(Records that describe figures)
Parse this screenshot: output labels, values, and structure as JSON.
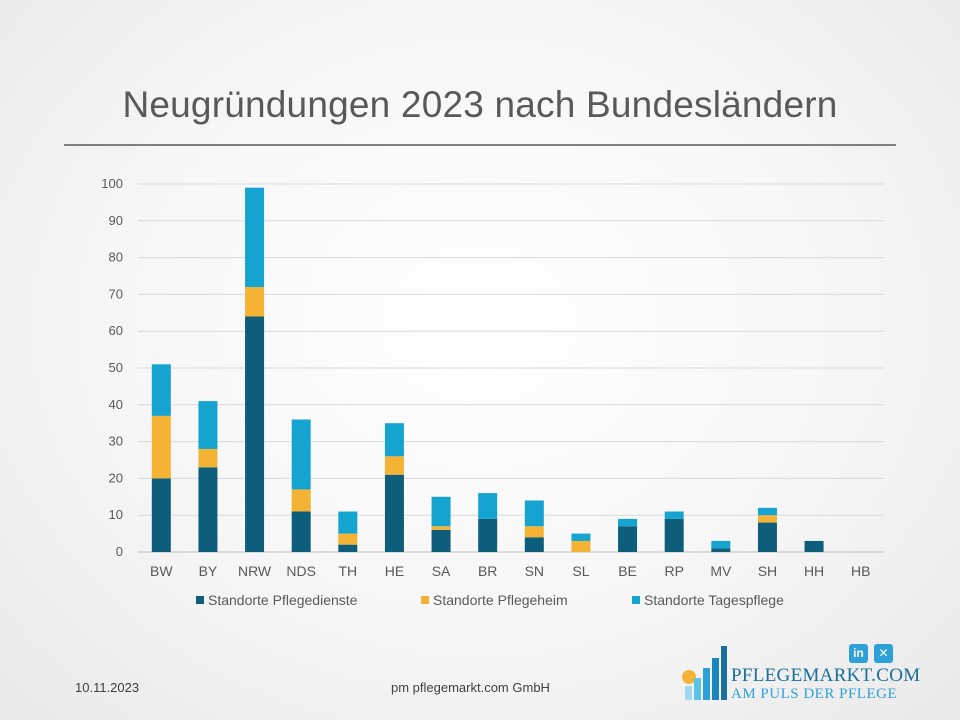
{
  "page": {
    "title": "Neugründungen 2023 nach Bundesländern",
    "footer_date": "10.11.2023",
    "footer_company": "pm pflegemarkt.com GmbH"
  },
  "brand": {
    "name": "PFLEGEMARKT.COM",
    "slogan": "AM PULS DER PFLEGE",
    "social": [
      {
        "icon": "linkedin-icon",
        "label": "in"
      },
      {
        "icon": "xing-icon",
        "label": "✕"
      }
    ],
    "colors": {
      "dark_blue": "#1a6e9b",
      "light_blue": "#2da0d8",
      "sun": "#f5b335"
    }
  },
  "chart_data": {
    "type": "bar",
    "stacked": true,
    "title": "Neugründungen 2023 nach Bundesländern",
    "xlabel": "",
    "ylabel": "",
    "ylim": [
      0,
      100
    ],
    "yticks": [
      0,
      10,
      20,
      30,
      40,
      50,
      60,
      70,
      80,
      90,
      100
    ],
    "grid": true,
    "legend_position": "bottom",
    "categories": [
      "BW",
      "BY",
      "NRW",
      "NDS",
      "TH",
      "HE",
      "SA",
      "BR",
      "SN",
      "SL",
      "BE",
      "RP",
      "MV",
      "SH",
      "HH",
      "HB"
    ],
    "series": [
      {
        "name": "Standorte Pflegedienste",
        "color": "#0e5d7a",
        "values": [
          20,
          23,
          64,
          11,
          2,
          21,
          6,
          9,
          4,
          0,
          7,
          9,
          1,
          8,
          3,
          0
        ]
      },
      {
        "name": "Standorte Pflegeheim",
        "color": "#f5b335",
        "values": [
          17,
          5,
          8,
          6,
          3,
          5,
          1,
          0,
          3,
          3,
          0,
          0,
          0,
          2,
          0,
          0
        ]
      },
      {
        "name": "Standorte Tagespflege",
        "color": "#15a4d0",
        "values": [
          14,
          13,
          27,
          19,
          6,
          9,
          8,
          7,
          7,
          2,
          2,
          2,
          2,
          2,
          0,
          0
        ]
      }
    ]
  }
}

* TASK DETAILS: Search the records for the word "Standorte". Copy every line that has it.

* TASK OUTPUT:
        "name": "Standorte Pflegedienste",
        "name": "Standorte Pflegeheim",
        "name": "Standorte Tagespflege",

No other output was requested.